Task to complete ->
Copy out all lines that carry the word "SCIENCE".
[begin Raw data]
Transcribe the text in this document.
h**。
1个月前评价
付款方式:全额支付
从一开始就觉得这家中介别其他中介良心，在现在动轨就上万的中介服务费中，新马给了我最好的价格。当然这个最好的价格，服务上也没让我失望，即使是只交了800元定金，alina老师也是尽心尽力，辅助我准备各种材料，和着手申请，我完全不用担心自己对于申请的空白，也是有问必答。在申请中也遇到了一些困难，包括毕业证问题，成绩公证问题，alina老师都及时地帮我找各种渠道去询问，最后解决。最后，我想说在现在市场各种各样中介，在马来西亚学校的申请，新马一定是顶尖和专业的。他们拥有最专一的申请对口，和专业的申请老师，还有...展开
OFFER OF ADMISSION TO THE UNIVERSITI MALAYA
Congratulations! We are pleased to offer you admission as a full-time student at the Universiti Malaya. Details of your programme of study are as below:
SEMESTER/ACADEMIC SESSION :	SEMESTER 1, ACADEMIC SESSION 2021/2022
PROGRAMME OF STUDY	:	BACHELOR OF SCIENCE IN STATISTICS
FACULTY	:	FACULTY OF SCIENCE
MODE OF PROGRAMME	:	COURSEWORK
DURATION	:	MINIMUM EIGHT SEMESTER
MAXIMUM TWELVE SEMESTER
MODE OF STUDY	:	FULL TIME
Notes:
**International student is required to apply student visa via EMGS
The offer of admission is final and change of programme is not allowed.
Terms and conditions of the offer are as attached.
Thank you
[end Raw data]
[begin Raw data]
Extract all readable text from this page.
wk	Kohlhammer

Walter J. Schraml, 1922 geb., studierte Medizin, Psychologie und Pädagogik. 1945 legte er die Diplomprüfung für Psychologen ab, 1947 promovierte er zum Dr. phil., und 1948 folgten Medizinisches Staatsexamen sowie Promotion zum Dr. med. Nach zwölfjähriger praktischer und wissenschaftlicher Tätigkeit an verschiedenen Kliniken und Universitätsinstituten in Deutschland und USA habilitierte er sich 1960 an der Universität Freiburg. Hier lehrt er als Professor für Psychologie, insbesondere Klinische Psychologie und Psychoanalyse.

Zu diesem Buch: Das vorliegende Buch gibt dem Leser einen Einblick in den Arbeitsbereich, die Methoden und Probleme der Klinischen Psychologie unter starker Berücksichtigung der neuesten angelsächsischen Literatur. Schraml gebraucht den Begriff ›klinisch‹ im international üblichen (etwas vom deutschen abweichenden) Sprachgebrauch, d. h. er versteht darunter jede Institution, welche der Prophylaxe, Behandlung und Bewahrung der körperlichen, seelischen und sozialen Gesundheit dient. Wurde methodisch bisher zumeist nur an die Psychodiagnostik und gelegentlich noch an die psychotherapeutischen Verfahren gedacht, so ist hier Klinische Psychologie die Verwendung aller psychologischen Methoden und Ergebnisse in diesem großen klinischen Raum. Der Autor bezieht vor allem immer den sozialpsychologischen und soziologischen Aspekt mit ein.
[end Raw data]
Task response ->
PROGRAMME OF STUDY	:	BACHELOR OF SCIENCE IN STATISTICS
FACULTY	:	FACULTY OF SCIENCE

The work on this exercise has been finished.